>> begin MATERIAL

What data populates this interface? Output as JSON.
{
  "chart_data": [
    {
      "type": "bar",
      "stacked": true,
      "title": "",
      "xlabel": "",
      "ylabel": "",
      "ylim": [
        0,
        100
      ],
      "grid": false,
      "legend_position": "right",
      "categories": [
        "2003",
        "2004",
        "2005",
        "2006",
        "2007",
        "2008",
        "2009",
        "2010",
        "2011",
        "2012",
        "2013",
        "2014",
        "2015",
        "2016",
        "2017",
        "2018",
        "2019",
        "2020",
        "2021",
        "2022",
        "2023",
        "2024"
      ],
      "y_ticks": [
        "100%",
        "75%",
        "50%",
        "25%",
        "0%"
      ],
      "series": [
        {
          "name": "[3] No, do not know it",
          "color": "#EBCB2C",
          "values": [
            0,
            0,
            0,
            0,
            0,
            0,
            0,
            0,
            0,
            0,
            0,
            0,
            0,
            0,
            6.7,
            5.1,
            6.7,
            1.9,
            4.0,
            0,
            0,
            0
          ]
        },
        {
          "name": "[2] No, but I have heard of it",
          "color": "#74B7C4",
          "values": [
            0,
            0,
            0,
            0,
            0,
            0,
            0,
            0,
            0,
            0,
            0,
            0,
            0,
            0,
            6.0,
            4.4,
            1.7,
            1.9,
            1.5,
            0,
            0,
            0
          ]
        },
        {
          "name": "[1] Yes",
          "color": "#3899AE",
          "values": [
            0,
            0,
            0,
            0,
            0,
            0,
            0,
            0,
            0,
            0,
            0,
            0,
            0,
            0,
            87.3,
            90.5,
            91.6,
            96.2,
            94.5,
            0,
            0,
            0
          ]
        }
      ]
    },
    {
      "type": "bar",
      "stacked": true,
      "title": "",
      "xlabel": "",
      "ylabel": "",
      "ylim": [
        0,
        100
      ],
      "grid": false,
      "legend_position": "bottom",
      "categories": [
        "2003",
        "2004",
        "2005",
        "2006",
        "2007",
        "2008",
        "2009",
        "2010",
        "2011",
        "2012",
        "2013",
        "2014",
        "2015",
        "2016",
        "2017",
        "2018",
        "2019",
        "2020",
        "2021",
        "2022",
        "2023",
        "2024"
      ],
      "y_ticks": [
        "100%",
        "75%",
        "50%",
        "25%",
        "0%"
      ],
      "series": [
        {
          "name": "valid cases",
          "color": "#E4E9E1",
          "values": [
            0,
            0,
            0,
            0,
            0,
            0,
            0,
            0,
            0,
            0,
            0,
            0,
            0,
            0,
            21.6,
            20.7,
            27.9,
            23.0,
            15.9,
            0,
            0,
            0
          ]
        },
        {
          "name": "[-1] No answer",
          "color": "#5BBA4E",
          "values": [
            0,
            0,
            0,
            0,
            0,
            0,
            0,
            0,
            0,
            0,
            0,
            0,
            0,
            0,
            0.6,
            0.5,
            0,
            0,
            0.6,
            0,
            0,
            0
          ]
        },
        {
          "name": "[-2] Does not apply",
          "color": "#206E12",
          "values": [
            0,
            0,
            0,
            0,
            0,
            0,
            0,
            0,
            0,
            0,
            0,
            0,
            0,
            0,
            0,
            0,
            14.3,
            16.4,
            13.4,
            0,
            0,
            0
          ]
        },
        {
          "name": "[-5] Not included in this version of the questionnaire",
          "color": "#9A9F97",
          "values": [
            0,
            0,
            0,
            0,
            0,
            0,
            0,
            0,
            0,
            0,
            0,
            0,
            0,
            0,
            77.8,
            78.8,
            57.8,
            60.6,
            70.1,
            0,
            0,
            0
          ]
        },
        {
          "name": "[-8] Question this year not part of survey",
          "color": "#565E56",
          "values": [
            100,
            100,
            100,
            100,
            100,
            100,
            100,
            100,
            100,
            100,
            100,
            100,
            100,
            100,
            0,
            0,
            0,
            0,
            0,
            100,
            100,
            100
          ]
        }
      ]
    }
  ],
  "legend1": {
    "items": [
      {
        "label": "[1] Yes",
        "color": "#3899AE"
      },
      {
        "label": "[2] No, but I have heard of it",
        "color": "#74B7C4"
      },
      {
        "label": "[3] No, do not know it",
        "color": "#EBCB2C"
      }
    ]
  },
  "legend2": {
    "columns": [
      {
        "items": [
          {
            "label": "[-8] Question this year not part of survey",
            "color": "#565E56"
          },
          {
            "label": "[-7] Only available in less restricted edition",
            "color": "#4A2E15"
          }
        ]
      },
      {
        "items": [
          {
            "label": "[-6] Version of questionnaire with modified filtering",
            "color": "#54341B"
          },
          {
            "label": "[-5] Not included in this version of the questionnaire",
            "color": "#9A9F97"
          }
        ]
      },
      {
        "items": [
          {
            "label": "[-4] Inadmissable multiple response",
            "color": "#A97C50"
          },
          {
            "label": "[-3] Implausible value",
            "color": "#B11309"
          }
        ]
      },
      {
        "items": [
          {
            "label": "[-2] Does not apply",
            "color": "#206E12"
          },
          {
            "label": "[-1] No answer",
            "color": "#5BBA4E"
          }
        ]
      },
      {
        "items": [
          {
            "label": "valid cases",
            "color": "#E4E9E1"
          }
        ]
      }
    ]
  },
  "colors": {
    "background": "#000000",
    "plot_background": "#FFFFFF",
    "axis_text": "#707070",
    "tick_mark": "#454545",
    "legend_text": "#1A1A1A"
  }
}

>> end MATERIAL

> AIM OF THE EXERCISE
Print every record above exactly as written.

> RESPONSE TO THE TASK
What data populates this interface? Output as JSON.
{
  "chart_data": [
    {
      "type": "bar",
      "stacked": true,
      "title": "",
      "xlabel": "",
      "ylabel": "",
      "ylim": [
        0,
        100
      ],
      "grid": false,
      "legend_position": "right",
      "categories": [
        "2003",
        "2004",
        "2005",
        "2006",
        "2007",
        "2008",
        "2009",
        "2010",
        "2011",
        "2012",
        "2013",
        "2014",
        "2015",
        "2016",
        "2017",
        "2018",
        "2019",
        "2020",
        "2021",
        "2022",
        "2023",
        "2024"
      ],
      "y_ticks": [
        "100%",
        "75%",
        "50%",
        "25%",
        "0%"
      ],
      "series": [
        {
          "name": "[3] No, do not know it",
          "color": "#EBCB2C",
          "values": [
            0,
            0,
            0,
            0,
            0,
            0,
            0,
            0,
            0,
            0,
            0,
            0,
            0,
            0,
            6.7,
            5.1,
            6.7,
            1.9,
            4.0,
            0,
            0,
            0
          ]
        },
        {
          "name": "[2] No, but I have heard of it",
          "color": "#74B7C4",
          "values": [
            0,
            0,
            0,
            0,
            0,
            0,
            0,
            0,
            0,
            0,
            0,
            0,
            0,
            0,
            6.0,
            4.4,
            1.7,
            1.9,
            1.5,
            0,
            0,
            0
          ]
        },
        {
          "name": "[1] Yes",
          "color": "#3899AE",
          "values": [
            0,
            0,
            0,
            0,
            0,
            0,
            0,
            0,
            0,
            0,
            0,
            0,
            0,
            0,
            87.3,
            90.5,
            91.6,
            96.2,
            94.5,
            0,
            0,
            0
          ]
        }
      ]
    },
    {
      "type": "bar",
      "stacked": true,
      "title": "",
      "xlabel": "",
      "ylabel": "",
      "ylim": [
        0,
        100
      ],
      "grid": false,
      "legend_position": "bottom",
      "categories": [
        "2003",
        "2004",
        "2005",
        "2006",
        "2007",
        "2008",
        "2009",
        "2010",
        "2011",
        "2012",
        "2013",
        "2014",
        "2015",
        "2016",
        "2017",
        "2018",
        "2019",
        "2020",
        "2021",
        "2022",
        "2023",
        "2024"
      ],
      "y_ticks": [
        "100%",
        "75%",
        "50%",
        "25%",
        "0%"
      ],
      "series": [
        {
          "name": "valid cases",
          "color": "#E4E9E1",
          "values": [
            0,
            0,
            0,
            0,
            0,
            0,
            0,
            0,
            0,
            0,
            0,
            0,
            0,
            0,
            21.6,
            20.7,
            27.9,
            23.0,
            15.9,
            0,
            0,
            0
          ]
        },
        {
          "name": "[-1] No answer",
          "color": "#5BBA4E",
          "values": [
            0,
            0,
            0,
            0,
            0,
            0,
            0,
            0,
            0,
            0,
            0,
            0,
            0,
            0,
            0.6,
            0.5,
            0,
            0,
            0.6,
            0,
            0,
            0
          ]
        },
        {
          "name": "[-2] Does not apply",
          "color": "#206E12",
          "values": [
            0,
            0,
            0,
            0,
            0,
            0,
            0,
            0,
            0,
            0,
            0,
            0,
            0,
            0,
            0,
            0,
            14.3,
            16.4,
            13.4,
            0,
            0,
            0
          ]
        },
        {
          "name": "[-5] Not included in this version of the questionnaire",
          "color": "#9A9F97",
          "values": [
            0,
            0,
            0,
            0,
            0,
            0,
            0,
            0,
            0,
            0,
            0,
            0,
            0,
            0,
            77.8,
            78.8,
            57.8,
            60.6,
            70.1,
            0,
            0,
            0
          ]
        },
        {
          "name": "[-8] Question this year not part of survey",
          "color": "#565E56",
          "values": [
            100,
            100,
            100,
            100,
            100,
            100,
            100,
            100,
            100,
            100,
            100,
            100,
            100,
            100,
            0,
            0,
            0,
            0,
            0,
            100,
            100,
            100
          ]
        }
      ]
    }
  ],
  "legend1": {
    "items": [
      {
        "label": "[1] Yes",
        "color": "#3899AE"
      },
      {
        "label": "[2] No, but I have heard of it",
        "color": "#74B7C4"
      },
      {
        "label": "[3] No, do not know it",
        "color": "#EBCB2C"
      }
    ]
  },
  "legend2": {
    "columns": [
      {
        "items": [
          {
            "label": "[-8] Question this year not part of survey",
            "color": "#565E56"
          },
          {
            "label": "[-7] Only available in less restricted edition",
            "color": "#4A2E15"
          }
        ]
      },
      {
        "items": [
          {
            "label": "[-6] Version of questionnaire with modified filtering",
            "color": "#54341B"
          },
          {
            "label": "[-5] Not included in this version of the questionnaire",
            "color": "#9A9F97"
          }
        ]
      },
      {
        "items": [
          {
            "label": "[-4] Inadmissable multiple response",
            "color": "#A97C50"
          },
          {
            "label": "[-3] Implausible value",
            "color": "#B11309"
          }
        ]
      },
      {
        "items": [
          {
            "label": "[-2] Does not apply",
            "color": "#206E12"
          },
          {
            "label": "[-1] No answer",
            "color": "#5BBA4E"
          }
        ]
      },
      {
        "items": [
          {
            "label": "valid cases",
            "color": "#E4E9E1"
          }
        ]
      }
    ]
  },
  "colors": {
    "background": "#000000",
    "plot_background": "#FFFFFF",
    "axis_text": "#707070",
    "tick_mark": "#454545",
    "legend_text": "#1A1A1A"
  }
}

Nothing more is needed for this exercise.